0

I tried to create a Graph from a dask_cudf DataFrame, but the Graph get Nonetype without error Message. I tried it with the same data set also with a pandas dataframe. Then I tried it with three sample edges. Each time a NoneType object. However, if I use the Karate dataset, everything works. I perform the exact same steps three times. The column types are also the same

From_dask_edgelist

cluster = LocalCUDACluster()
client = Client(cluster)
Comms.comms.initialize(p2p=True)

edges = dask.read_csv('.csv')
edges = edges.groupby(['Source','Target'])['retweet_from'].count()
edges = edges.to_frame(name="weight").reset_index()
edges = edges.map_partitions(cudf.DataFrame.from_pandas)
G = cugraph.Graph().from_dask_cudf_edgelist(edges,
                                            source = 'Source',
                                            destination = 'Target',
                                            edge_attr = 'weight')

G.__class__
NoneType

From_Pandas_edgelist Karate Dataset

url = 'https://raw.githubusercontent.com/rapidsai/cugraph/branch-22.10/datasets/karate.csv'
df = pd.read_csv(url,delimiter=' ', header=None, names=["0", "1", "2"],
dtype={"0": "int32", "1": "int32","2": "float32"})

G = cugraph.Graph()
G.from_pandas_edgelist(df, source='0', destination='1',edge_attr='2', renumber=False)

G.__class__
cugraph.structure.graph_classes.Graph

From_Pandas_edgelist

edges = pd.read_csv('.csv')
edges = edges.groupby(['Source','Target'])['retweet_from'].count()
edges = edges.to_frame(name="weight").reset_index()
edges['Source'] = edges['Source'].astype("int32")

* _YOUR INSTRUCTIONS_
Reproduce the portion of the post on building a cuGraph graph that begins with the words containing "cluster = LocalCUDACluster()" and ends with "edges = edges.map_partitions(cudf.DataFrame.from_pandas)". The source data is not required for this exercise.

* _Source data_
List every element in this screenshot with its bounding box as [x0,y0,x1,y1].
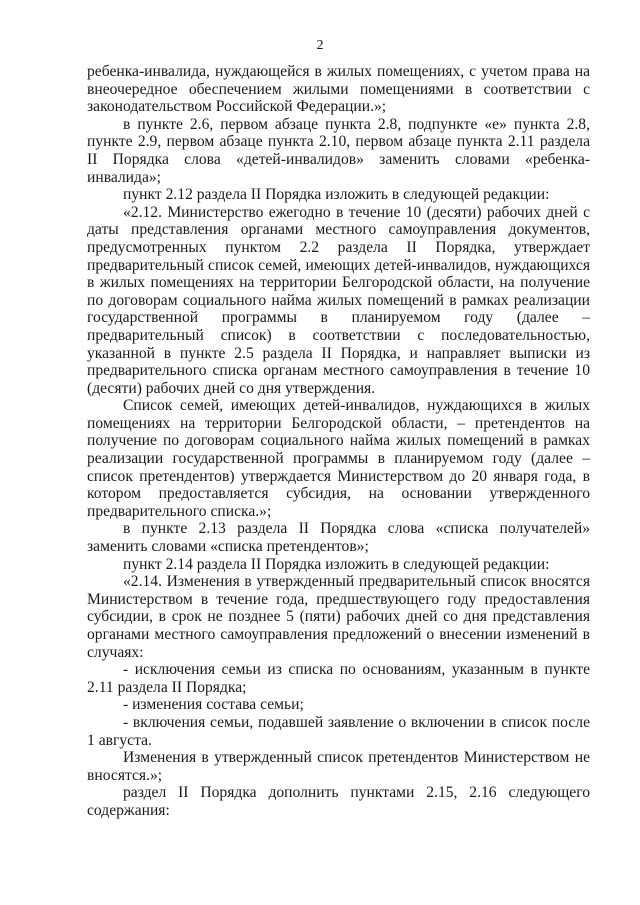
paragraph-6: в пункте 2.13 раздела II Порядка слова «списка получателей» заменить словами «списка претендентов»; [87,520,590,556]
paragraph-10: - изменения состава семьи; [123,696,304,714]
paragraph-1: ребенка-инвалида, нуждающейся в жилых помещениях, с учетом права на внеочередное обеспечением жилыми помещениями в соответствии с законодательством Российской Федерации.»; [87,63,590,116]
paragraph-12: Изменения в утвержденный список претендентов Министерством не вносятся.»; [87,749,590,784]
document-body [87,63,590,820]
paragraph-11: - включения семьи, подавшей заявление о включении в список после 1 августа. [87,713,590,749]
paragraph-8: «2.14. Изменения в утвержденный предварительный список вносятся Министерством в течение года, предшествующего году предоставления субсидии, в срок не позднее 5 (пяти) рабочих дней со дня представления органами местного самоуправления предложений о внесении изменений в случаях: [87,573,590,661]
paragraph-4: «2.12. Министерство ежегодно в течение 10 (десяти) рабочих дней с даты представления органами местного самоуправления документов, предусмотренных пунктом 2.2 раздела II Порядка, утверждает предварительный список семей, имеющих детей-инвалидов, нуждающихся в жилых помещениях на территории Белгородской области, на получение по договорам социального найма жилых помещений в рамках реализации государственной программы в планируемом году (далее – предварительный список) в соответствии с последовательностью, указанной в пункте 2.5 раздела II Порядка, и направляет выписки из предварительного списка органам местного самоуправления в течение 10 (десяти) рабочих дней со дня утверждения. [87,203,590,397]
paragraph-3: пункт 2.12 раздела II Порядка изложить в следующей редакции: [123,186,550,204]
paragraph-5: Список семей, имеющих детей-инвалидов, нуждающихся в жилых помещениях на территории Белгородской области, – претендентов на получение по договорам социального найма жилых помещений в рамках реализации государственной программы в планируемом году (далее – список претендентов) утверждается Министерством до 20 января года, в котором предоставляется субсидия, на основании утвержденного предварительного списка.»; [87,397,590,520]
page-number: 2 [316,38,324,53]
paragraph-13: раздел II Порядка дополнить пунктами 2.15, 2.16 следующего содержания: [87,784,590,819]
paragraph-2: в пункте 2.6, первом абзаце пункта 2.8, подпункте «е» пункта 2.8, пункте 2.9, первом абзаце пункта 2.10, первом абзаце пункта 2.11 раздела II Порядка слова «детей-инвалидов» заменить словами «ребенка-инвалида»; [87,115,590,186]
paragraph-9: - исключения семьи из списка по основаниям, указанным в пункте 2.11 раздела II Порядка; [87,661,590,696]
paragraph-7: пункт 2.14 раздела II Порядка изложить в следующей редакции: [123,555,550,573]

* _THE REPLY_
cluster = LocalCUDACluster()
client = Client(cluster)
Comms.comms.initialize(p2p=True)

edges = dask.read_csv('.csv')
edges = edges.groupby(['Source','Target'])['retweet_from'].count()
edges = edges.to_frame(name="weight").reset_index()
edges = edges.map_partitions(cudf.DataFrame.from_pandas)